[Data excerpts]

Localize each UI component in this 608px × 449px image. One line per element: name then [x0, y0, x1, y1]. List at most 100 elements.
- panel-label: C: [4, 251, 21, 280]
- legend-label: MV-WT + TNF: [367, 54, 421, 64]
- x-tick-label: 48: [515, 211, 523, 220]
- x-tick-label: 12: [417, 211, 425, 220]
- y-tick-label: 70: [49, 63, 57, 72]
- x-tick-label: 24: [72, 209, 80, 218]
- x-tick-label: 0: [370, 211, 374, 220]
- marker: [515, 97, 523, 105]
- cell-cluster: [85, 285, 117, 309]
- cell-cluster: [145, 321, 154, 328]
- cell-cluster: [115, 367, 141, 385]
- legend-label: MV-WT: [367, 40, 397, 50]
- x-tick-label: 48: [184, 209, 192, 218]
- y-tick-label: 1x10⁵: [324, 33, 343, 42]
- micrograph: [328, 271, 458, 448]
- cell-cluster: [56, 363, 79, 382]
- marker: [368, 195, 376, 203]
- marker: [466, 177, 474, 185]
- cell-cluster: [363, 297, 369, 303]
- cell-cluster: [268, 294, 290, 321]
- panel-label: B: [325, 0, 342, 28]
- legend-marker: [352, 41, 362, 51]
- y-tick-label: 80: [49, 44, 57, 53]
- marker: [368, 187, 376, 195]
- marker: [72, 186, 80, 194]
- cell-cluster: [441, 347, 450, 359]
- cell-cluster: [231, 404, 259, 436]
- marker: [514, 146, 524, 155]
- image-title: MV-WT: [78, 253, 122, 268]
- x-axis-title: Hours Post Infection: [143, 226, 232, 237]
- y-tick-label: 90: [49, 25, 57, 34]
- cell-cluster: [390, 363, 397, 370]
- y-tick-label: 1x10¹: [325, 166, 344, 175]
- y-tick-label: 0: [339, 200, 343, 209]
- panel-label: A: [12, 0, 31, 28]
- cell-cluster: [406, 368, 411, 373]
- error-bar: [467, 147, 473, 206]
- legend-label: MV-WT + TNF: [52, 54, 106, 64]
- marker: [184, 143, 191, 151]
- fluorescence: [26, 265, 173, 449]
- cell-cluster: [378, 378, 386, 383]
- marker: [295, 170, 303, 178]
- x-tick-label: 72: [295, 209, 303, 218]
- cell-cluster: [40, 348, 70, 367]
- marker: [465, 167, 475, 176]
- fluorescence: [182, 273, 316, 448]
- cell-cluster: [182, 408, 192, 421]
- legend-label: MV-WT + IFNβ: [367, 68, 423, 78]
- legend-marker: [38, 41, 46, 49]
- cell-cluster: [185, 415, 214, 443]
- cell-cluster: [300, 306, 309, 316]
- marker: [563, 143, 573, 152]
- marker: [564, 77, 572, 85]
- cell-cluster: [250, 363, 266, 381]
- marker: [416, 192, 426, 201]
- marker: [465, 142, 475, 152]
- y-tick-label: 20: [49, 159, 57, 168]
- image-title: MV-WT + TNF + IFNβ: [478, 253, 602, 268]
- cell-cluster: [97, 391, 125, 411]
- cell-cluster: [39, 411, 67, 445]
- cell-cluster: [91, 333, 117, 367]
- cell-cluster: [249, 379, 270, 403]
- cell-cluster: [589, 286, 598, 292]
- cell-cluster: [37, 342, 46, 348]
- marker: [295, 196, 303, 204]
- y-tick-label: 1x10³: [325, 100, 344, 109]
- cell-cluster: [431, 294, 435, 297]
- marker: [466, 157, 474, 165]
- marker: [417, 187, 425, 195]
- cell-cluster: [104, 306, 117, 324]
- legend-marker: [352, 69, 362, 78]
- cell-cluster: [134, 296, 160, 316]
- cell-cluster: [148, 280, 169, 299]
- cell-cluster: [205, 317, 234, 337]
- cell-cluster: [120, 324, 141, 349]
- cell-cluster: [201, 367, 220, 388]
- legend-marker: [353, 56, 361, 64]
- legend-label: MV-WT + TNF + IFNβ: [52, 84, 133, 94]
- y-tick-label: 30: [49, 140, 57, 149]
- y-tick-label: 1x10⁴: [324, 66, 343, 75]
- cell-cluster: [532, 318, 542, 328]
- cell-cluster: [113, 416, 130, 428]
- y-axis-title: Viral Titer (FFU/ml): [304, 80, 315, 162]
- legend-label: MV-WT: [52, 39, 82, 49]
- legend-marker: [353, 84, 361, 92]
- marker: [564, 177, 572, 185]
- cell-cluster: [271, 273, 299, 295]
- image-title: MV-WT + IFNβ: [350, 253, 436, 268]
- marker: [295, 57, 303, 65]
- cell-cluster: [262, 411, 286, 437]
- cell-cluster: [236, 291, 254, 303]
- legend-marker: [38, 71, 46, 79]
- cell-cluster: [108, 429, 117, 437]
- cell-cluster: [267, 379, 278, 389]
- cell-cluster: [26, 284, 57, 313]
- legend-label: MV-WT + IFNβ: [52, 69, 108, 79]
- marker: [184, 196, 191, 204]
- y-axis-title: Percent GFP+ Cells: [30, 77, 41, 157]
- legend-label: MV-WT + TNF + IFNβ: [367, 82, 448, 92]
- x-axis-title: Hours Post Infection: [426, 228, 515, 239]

[/Data excerpts]

## Work required
Copy the records above exactly.

## Written reply
Localize each UI component in this 608px × 449px image. One line per element: name then [x0, y0, x1, y1]. List at most 100 elements.
- panel-label: C: [4, 251, 21, 280]
- legend-label: MV-WT + TNF: [367, 54, 421, 64]
- x-tick-label: 48: [515, 211, 523, 220]
- x-tick-label: 12: [417, 211, 425, 220]
- y-tick-label: 70: [49, 63, 57, 72]
- x-tick-label: 24: [72, 209, 80, 218]
- x-tick-label: 0: [370, 211, 374, 220]
- marker: [515, 97, 523, 105]
- cell-cluster: [85, 285, 117, 309]
- cell-cluster: [145, 321, 154, 328]
- cell-cluster: [115, 367, 141, 385]
- legend-label: MV-WT: [367, 40, 397, 50]
- x-tick-label: 48: [184, 209, 192, 218]
- y-tick-label: 1x10⁵: [324, 33, 343, 42]
- micrograph: [328, 271, 458, 448]
- cell-cluster: [56, 363, 79, 382]
- marker: [368, 195, 376, 203]
- marker: [466, 177, 474, 185]
- cell-cluster: [363, 297, 369, 303]
- cell-cluster: [268, 294, 290, 321]
- panel-label: B: [325, 0, 342, 28]
- legend-marker: [352, 41, 362, 51]
- y-tick-label: 80: [49, 44, 57, 53]
- marker: [368, 187, 376, 195]
- marker: [72, 186, 80, 194]
- cell-cluster: [441, 347, 450, 359]
- cell-cluster: [231, 404, 259, 436]
- marker: [514, 146, 524, 155]
- image-title: MV-WT: [78, 253, 122, 268]
- x-axis-title: Hours Post Infection: [143, 226, 232, 237]
- y-tick-label: 90: [49, 25, 57, 34]
- cell-cluster: [390, 363, 397, 370]
- y-tick-label: 1x10¹: [325, 166, 344, 175]
- y-tick-label: 0: [339, 200, 343, 209]
- panel-label: A: [12, 0, 31, 28]
- cell-cluster: [406, 368, 411, 373]
- error-bar: [467, 147, 473, 206]
- legend-label: MV-WT + TNF: [52, 54, 106, 64]
- marker: [184, 143, 191, 151]
- fluorescence: [26, 265, 173, 449]
- cell-cluster: [378, 378, 386, 383]
- marker: [295, 170, 303, 178]
- x-tick-label: 72: [295, 209, 303, 218]
- cell-cluster: [40, 348, 70, 367]
- marker: [465, 167, 475, 176]
- fluorescence: [182, 273, 316, 448]
- cell-cluster: [182, 408, 192, 421]
- legend-label: MV-WT + IFNβ: [367, 68, 423, 78]
- legend-marker: [38, 41, 46, 49]
- cell-cluster: [185, 415, 214, 443]
- cell-cluster: [300, 306, 309, 316]
- marker: [563, 143, 573, 152]
- marker: [564, 77, 572, 85]
- cell-cluster: [250, 363, 266, 381]
- marker: [416, 192, 426, 201]
- marker: [465, 142, 475, 152]
- y-tick-label: 20: [49, 159, 57, 168]
- image-title: MV-WT + TNF + IFNβ: [478, 253, 602, 268]
- cell-cluster: [97, 391, 125, 411]
- cell-cluster: [39, 411, 67, 445]
- cell-cluster: [91, 333, 117, 367]
- cell-cluster: [249, 379, 270, 403]
- cell-cluster: [589, 286, 598, 292]
- cell-cluster: [37, 342, 46, 348]
- marker: [295, 196, 303, 204]
- y-tick-label: 1x10³: [325, 100, 344, 109]
- cell-cluster: [431, 294, 435, 297]
- marker: [466, 157, 474, 165]
- marker: [417, 187, 425, 195]
- cell-cluster: [104, 306, 117, 324]
- legend-marker: [352, 69, 362, 78]
- cell-cluster: [134, 296, 160, 316]
- cell-cluster: [148, 280, 169, 299]
- cell-cluster: [205, 317, 234, 337]
- cell-cluster: [120, 324, 141, 349]
- cell-cluster: [201, 367, 220, 388]
- legend-marker: [353, 56, 361, 64]
- legend-label: MV-WT + TNF + IFNβ: [52, 84, 133, 94]
- y-tick-label: 30: [49, 140, 57, 149]
- y-tick-label: 1x10⁴: [324, 66, 343, 75]
- cell-cluster: [532, 318, 542, 328]
- cell-cluster: [113, 416, 130, 428]
- y-axis-title: Viral Titer (FFU/ml): [304, 80, 315, 162]
- legend-label: MV-WT: [52, 39, 82, 49]
- legend-marker: [353, 84, 361, 92]
- marker: [564, 177, 572, 185]
- cell-cluster: [271, 273, 299, 295]
- image-title: MV-WT + IFNβ: [350, 253, 436, 268]
- marker: [295, 57, 303, 65]
- cell-cluster: [262, 411, 286, 437]
- cell-cluster: [236, 291, 254, 303]
- legend-marker: [38, 71, 46, 79]
- cell-cluster: [108, 429, 117, 437]
- cell-cluster: [267, 379, 278, 389]
- cell-cluster: [26, 284, 57, 313]
- legend-label: MV-WT + IFNβ: [52, 69, 108, 79]
- marker: [184, 196, 191, 204]
- y-axis-title: Percent GFP+ Cells: [30, 77, 41, 157]
- legend-label: MV-WT + TNF + IFNβ: [367, 82, 448, 92]
- x-axis-title: Hours Post Infection: [426, 228, 515, 239]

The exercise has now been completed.